Information shown:
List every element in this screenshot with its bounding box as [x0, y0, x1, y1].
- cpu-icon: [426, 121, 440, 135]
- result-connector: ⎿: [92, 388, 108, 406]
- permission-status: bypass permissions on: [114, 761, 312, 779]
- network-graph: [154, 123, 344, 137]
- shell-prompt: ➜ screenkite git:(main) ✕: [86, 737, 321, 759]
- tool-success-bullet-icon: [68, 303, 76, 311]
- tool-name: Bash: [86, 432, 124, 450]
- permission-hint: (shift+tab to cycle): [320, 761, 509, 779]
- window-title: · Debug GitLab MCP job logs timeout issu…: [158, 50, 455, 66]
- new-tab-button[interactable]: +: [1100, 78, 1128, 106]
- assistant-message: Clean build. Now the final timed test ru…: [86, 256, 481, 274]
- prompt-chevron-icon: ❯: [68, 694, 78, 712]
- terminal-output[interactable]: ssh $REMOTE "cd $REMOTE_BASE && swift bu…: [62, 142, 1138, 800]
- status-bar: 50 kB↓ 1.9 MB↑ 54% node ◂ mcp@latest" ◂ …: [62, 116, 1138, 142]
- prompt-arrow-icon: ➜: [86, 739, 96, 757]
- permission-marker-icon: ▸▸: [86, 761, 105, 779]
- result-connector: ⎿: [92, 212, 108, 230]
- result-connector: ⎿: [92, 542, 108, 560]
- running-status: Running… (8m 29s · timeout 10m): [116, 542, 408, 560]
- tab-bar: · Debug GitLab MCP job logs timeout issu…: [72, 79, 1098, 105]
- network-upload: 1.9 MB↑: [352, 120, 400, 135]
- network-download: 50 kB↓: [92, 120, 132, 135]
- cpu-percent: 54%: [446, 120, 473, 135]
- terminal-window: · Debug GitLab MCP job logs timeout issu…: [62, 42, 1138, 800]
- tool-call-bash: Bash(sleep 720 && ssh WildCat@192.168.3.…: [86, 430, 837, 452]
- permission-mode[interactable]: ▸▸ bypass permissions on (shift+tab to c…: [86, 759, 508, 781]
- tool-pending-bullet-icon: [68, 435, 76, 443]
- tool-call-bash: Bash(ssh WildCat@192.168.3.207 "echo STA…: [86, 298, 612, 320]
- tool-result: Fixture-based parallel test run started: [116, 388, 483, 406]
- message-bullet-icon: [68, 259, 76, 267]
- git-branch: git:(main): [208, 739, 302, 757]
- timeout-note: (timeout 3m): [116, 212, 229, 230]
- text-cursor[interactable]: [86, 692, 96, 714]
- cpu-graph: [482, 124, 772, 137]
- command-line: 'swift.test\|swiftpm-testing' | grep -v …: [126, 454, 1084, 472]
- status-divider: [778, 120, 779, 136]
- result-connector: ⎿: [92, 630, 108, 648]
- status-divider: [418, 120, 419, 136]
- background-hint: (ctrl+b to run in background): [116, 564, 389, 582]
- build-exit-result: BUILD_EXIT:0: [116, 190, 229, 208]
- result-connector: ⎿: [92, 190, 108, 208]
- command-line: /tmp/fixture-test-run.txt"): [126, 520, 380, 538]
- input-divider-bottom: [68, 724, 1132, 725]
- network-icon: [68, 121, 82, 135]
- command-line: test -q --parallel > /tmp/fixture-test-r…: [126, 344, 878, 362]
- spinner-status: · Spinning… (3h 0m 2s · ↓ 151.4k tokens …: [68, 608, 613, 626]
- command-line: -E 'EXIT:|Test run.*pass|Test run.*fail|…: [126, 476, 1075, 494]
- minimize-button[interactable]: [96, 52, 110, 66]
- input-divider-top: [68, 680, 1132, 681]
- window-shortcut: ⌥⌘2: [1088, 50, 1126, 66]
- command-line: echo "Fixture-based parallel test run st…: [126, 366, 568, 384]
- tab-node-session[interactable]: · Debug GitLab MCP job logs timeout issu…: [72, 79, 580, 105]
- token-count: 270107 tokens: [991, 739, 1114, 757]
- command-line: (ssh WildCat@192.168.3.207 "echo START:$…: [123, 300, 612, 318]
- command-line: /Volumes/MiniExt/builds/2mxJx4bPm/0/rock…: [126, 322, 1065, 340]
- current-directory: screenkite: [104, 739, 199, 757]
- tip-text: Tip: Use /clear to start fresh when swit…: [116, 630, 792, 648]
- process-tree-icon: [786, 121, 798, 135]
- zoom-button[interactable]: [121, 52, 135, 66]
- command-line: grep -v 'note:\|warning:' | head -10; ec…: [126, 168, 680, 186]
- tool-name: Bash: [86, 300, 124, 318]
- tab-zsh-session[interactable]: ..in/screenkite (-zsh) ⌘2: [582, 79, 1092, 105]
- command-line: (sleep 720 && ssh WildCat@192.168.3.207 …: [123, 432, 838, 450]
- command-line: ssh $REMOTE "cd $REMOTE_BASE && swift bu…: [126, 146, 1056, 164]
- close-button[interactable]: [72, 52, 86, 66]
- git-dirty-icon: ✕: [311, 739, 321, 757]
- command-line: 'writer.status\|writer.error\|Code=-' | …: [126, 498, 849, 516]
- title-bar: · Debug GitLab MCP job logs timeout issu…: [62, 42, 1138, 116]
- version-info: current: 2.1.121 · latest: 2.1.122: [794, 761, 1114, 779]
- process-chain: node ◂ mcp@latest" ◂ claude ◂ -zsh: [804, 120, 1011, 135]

Your instructions:
Reproduce all of the items above verbatim, keeping each line unchanged and in its original order.

Solution to this problem:
List every element in this screenshot with its bounding box as [x0, y0, x1, y1].
- cpu-icon: [426, 121, 440, 135]
- result-connector: ⎿: [92, 388, 108, 406]
- permission-status: bypass permissions on: [114, 761, 312, 779]
- network-graph: [154, 123, 344, 137]
- shell-prompt: ➜ screenkite git:(main) ✕: [86, 737, 321, 759]
- tool-success-bullet-icon: [68, 303, 76, 311]
- tool-name: Bash: [86, 432, 124, 450]
- permission-hint: (shift+tab to cycle): [320, 761, 509, 779]
- window-title: · Debug GitLab MCP job logs timeout issu…: [158, 50, 455, 66]
- new-tab-button[interactable]: +: [1100, 78, 1128, 106]
- assistant-message: Clean build. Now the final timed test ru…: [86, 256, 481, 274]
- prompt-chevron-icon: ❯: [68, 694, 78, 712]
- terminal-output[interactable]: ssh $REMOTE "cd $REMOTE_BASE && swift bu…: [62, 142, 1138, 800]
- status-bar: 50 kB↓ 1.9 MB↑ 54% node ◂ mcp@latest" ◂ …: [62, 116, 1138, 142]
- prompt-arrow-icon: ➜: [86, 739, 96, 757]
- permission-marker-icon: ▸▸: [86, 761, 105, 779]
- result-connector: ⎿: [92, 212, 108, 230]
- result-connector: ⎿: [92, 542, 108, 560]
- running-status: Running… (8m 29s · timeout 10m): [116, 542, 408, 560]
- tab-bar: · Debug GitLab MCP job logs timeout issu…: [72, 79, 1098, 105]
- network-upload: 1.9 MB↑: [352, 120, 400, 135]
- network-download: 50 kB↓: [92, 120, 132, 135]
- cpu-percent: 54%: [446, 120, 473, 135]
- terminal-window: · Debug GitLab MCP job logs timeout issu…: [62, 42, 1138, 800]
- tool-call-bash: Bash(sleep 720 && ssh WildCat@192.168.3.…: [86, 430, 837, 452]
- permission-mode[interactable]: ▸▸ bypass permissions on (shift+tab to c…: [86, 759, 508, 781]
- tool-pending-bullet-icon: [68, 435, 76, 443]
- tool-call-bash: Bash(ssh WildCat@192.168.3.207 "echo STA…: [86, 298, 612, 320]
- tool-result: Fixture-based parallel test run started: [116, 388, 483, 406]
- message-bullet-icon: [68, 259, 76, 267]
- git-branch: git:(main): [208, 739, 302, 757]
- timeout-note: (timeout 3m): [116, 212, 229, 230]
- text-cursor[interactable]: [86, 692, 96, 714]
- cpu-graph: [482, 124, 772, 137]
- command-line: 'swift.test\|swiftpm-testing' | grep -v …: [126, 454, 1084, 472]
- status-divider: [778, 120, 779, 136]
- result-connector: ⎿: [92, 630, 108, 648]
- status-divider: [418, 120, 419, 136]
- background-hint: (ctrl+b to run in background): [116, 564, 389, 582]
- build-exit-result: BUILD_EXIT:0: [116, 190, 229, 208]
- result-connector: ⎿: [92, 190, 108, 208]
- command-line: /tmp/fixture-test-run.txt"): [126, 520, 380, 538]
- input-divider-bottom: [68, 724, 1132, 725]
- network-icon: [68, 121, 82, 135]
- command-line: test -q --parallel > /tmp/fixture-test-r…: [126, 344, 878, 362]
- spinner-status: · Spinning… (3h 0m 2s · ↓ 151.4k tokens …: [68, 608, 613, 626]
- command-line: -E 'EXIT:|Test run.*pass|Test run.*fail|…: [126, 476, 1075, 494]
- minimize-button[interactable]: [96, 52, 110, 66]
- input-divider-top: [68, 680, 1132, 681]
- window-shortcut: ⌥⌘2: [1088, 50, 1126, 66]
- command-line: echo "Fixture-based parallel test run st…: [126, 366, 568, 384]
- tab-node-session[interactable]: · Debug GitLab MCP job logs timeout issu…: [72, 79, 580, 105]
- token-count: 270107 tokens: [991, 739, 1114, 757]
- command-line: (ssh WildCat@192.168.3.207 "echo START:$…: [123, 300, 612, 318]
- command-line: /Volumes/MiniExt/builds/2mxJx4bPm/0/rock…: [126, 322, 1065, 340]
- current-directory: screenkite: [104, 739, 199, 757]
- tip-text: Tip: Use /clear to start fresh when swit…: [116, 630, 792, 648]
- process-tree-icon: [786, 121, 798, 135]
- zoom-button[interactable]: [121, 52, 135, 66]
- command-line: grep -v 'note:\|warning:' | head -10; ec…: [126, 168, 680, 186]
- tool-name: Bash: [86, 300, 124, 318]
- tab-zsh-session[interactable]: ..in/screenkite (-zsh) ⌘2: [582, 79, 1092, 105]
- command-line: (sleep 720 && ssh WildCat@192.168.3.207 …: [123, 432, 838, 450]
- command-line: ssh $REMOTE "cd $REMOTE_BASE && swift bu…: [126, 146, 1056, 164]
- close-button[interactable]: [72, 52, 86, 66]
- git-dirty-icon: ✕: [311, 739, 321, 757]
- command-line: 'writer.status\|writer.error\|Code=-' | …: [126, 498, 849, 516]
- title-bar: · Debug GitLab MCP job logs timeout issu…: [62, 42, 1138, 116]
- version-info: current: 2.1.121 · latest: 2.1.122: [794, 761, 1114, 779]
- process-chain: node ◂ mcp@latest" ◂ claude ◂ -zsh: [804, 120, 1011, 135]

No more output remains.